● Description of the task: Set the listing down again in full, word for word, with the pictures left out.
——————
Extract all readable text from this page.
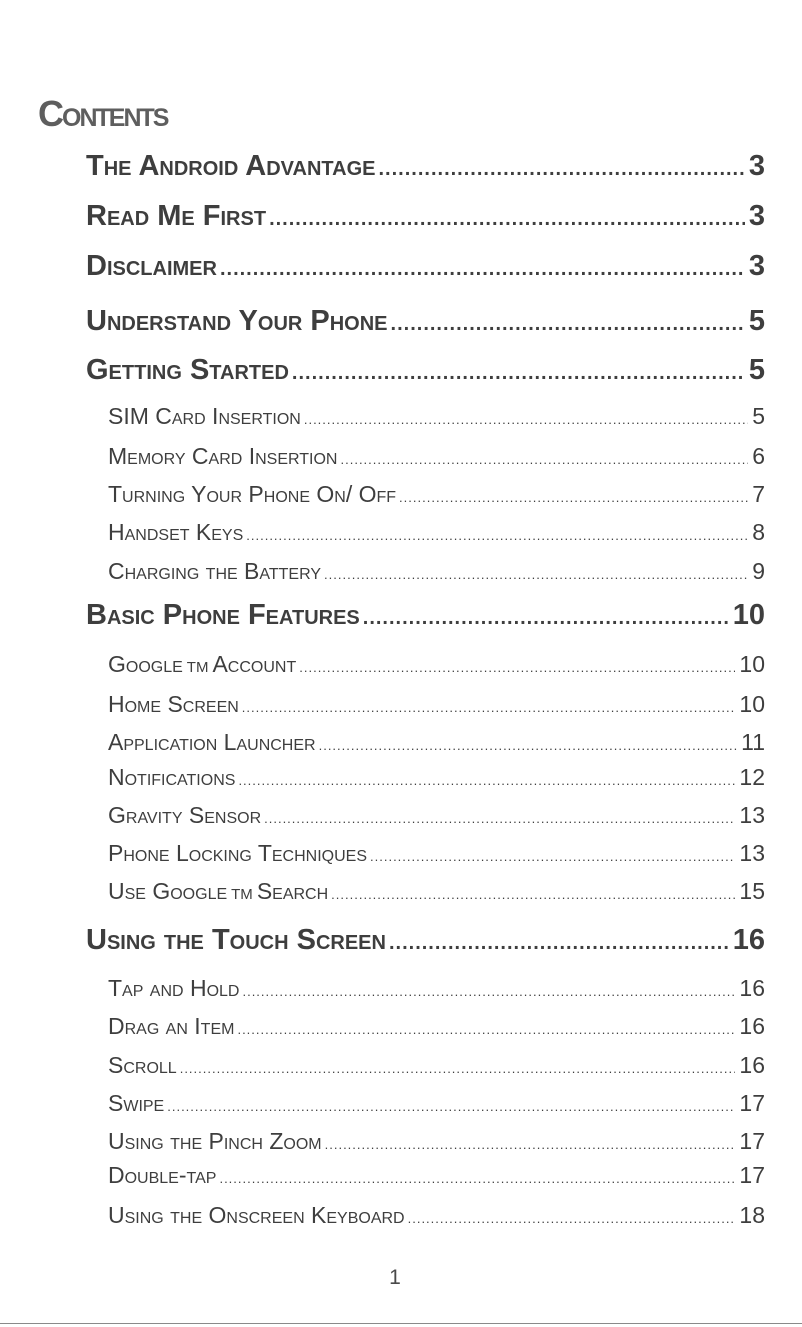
Contents
The Android Advantage .....	3
Read Me First .....	3
Disclaimer .....	3
Understand Your Phone .....	5
Getting Started .....	5
SIM Card Insertion .....	5
Memory Card Insertion .....	6
Turning Your Phone On/ Off .....	7
Handset Keys .....	8
Charging the Battery .....	9
Basic Phone Features .....	10
Google TM Account .....	10
Home Screen .....	10
Application Launcher .....	11
Notifications .....	12
Gravity Sensor .....	13
Phone Locking Techniques .....	13
Use Google TM Search .....	15
Using the Touch Screen .....	16
Tap and Hold .....	16
Drag an Item .....	16
Scroll .....	16
Swipe .....	17
Using the Pinch Zoom .....	17
Double-tap .....	17
Using the Onscreen Keyboard .....	18
1
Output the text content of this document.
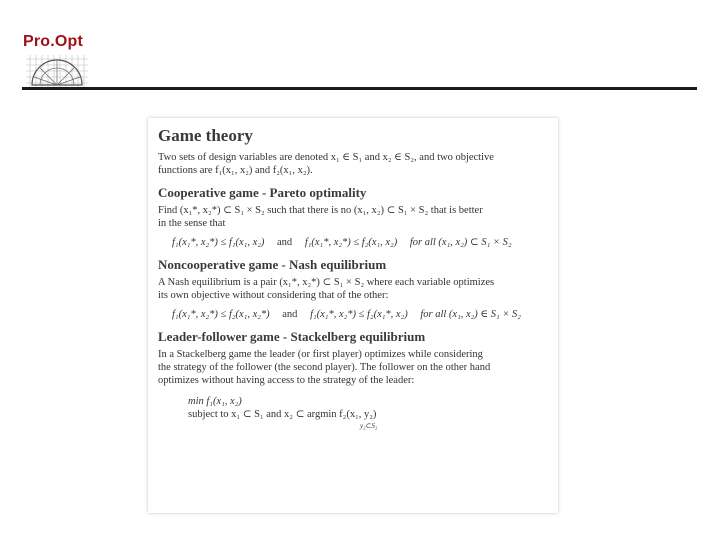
Pro.Opt
Game theory

Two sets of design variables are denoted x₁ ∈ S₁ and x₂ ∈ S₂, and two objective

functions are f₁(x₁, x₂) and f₂(x₁, x₂).

Cooperative game - Pareto optimality

Find (x₁*, x₂*) ⊂ S₁ × S₂ such that there is no (x₁, x₂) ⊂ S₁ × S₂ that is better

in the sense that

f₁(x₁*, x₂*) ≤ f₁(x₁, x₂) and f₁(x₁*, x₂*) ≤ f₂(x₁, x₂) for all (x₁, x₂) ⊂ S₁ × S₂
Noncooperative game - Nash equilibrium

A Nash equilibrium is a pair (x₁*, x₂*) ⊂ S₁ × S₂ where each variable optimizes

its own objective without considering that of the other:

f₁(x₁*, x₂*) ≤ f₂(x₁, x₂*) and f₁(x₁*, x₂*) ≤ f₂(x₁*, x₂) for all (x₁, x₂) ∈ S₁ × S₂
Leader-follower game - Stackelberg equilibrium

In a Stackelberg game the leader (or first player) optimizes while considering

the strategy of the follower (the second player). The follower on the other hand

optimizes without having access to the strategy of the leader:

min f₁(x₁, x₂)
subject to x₁ ⊂ S₁ and x₂ ⊂ argmin f₂(x₁, y₂)
y₂⊂S₂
——————
● Response to this exercise:
Extract all readable text from this page.
Contents
The Android Advantage .....	3
Read Me First .....	3
Disclaimer .....	3
Understand Your Phone .....	5
Getting Started .....	5
SIM Card Insertion .....	5
Memory Card Insertion .....	6
Turning Your Phone On/ Off .....	7
Handset Keys .....	8
Charging the Battery .....	9
Basic Phone Features .....	10
Google TM Account .....	10
Home Screen .....	10
Application Launcher .....	11
Notifications .....	12
Gravity Sensor .....	13
Phone Locking Techniques .....	13
Use Google TM Search .....	15
Using the Touch Screen .....	16
Tap and Hold .....	16
Drag an Item .....	16
Scroll .....	16
Swipe .....	17
Using the Pinch Zoom .....	17
Double-tap .....	17
Using the Onscreen Keyboard .....	18
1
Output the text content of this document.
Pro.Opt
Game theory

Two sets of design variables are denoted x₁ ∈ S₁ and x₂ ∈ S₂, and two objective

functions are f₁(x₁, x₂) and f₂(x₁, x₂).

Cooperative game - Pareto optimality

Find (x₁*, x₂*) ⊂ S₁ × S₂ such that there is no (x₁, x₂) ⊂ S₁ × S₂ that is better

in the sense that

f₁(x₁*, x₂*) ≤ f₁(x₁, x₂) and f₁(x₁*, x₂*) ≤ f₂(x₁, x₂) for all (x₁, x₂) ⊂ S₁ × S₂
Noncooperative game - Nash equilibrium

A Nash equilibrium is a pair (x₁*, x₂*) ⊂ S₁ × S₂ where each variable optimizes

its own objective without considering that of the other:

f₁(x₁*, x₂*) ≤ f₂(x₁, x₂*) and f₁(x₁*, x₂*) ≤ f₂(x₁*, x₂) for all (x₁, x₂) ∈ S₁ × S₂
Leader-follower game - Stackelberg equilibrium

In a Stackelberg game the leader (or first player) optimizes while considering

the strategy of the follower (the second player). The follower on the other hand

optimizes without having access to the strategy of the leader:

min f₁(x₁, x₂)
subject to x₁ ⊂ S₁ and x₂ ⊂ argmin f₂(x₁, y₂)
y₂⊂S₂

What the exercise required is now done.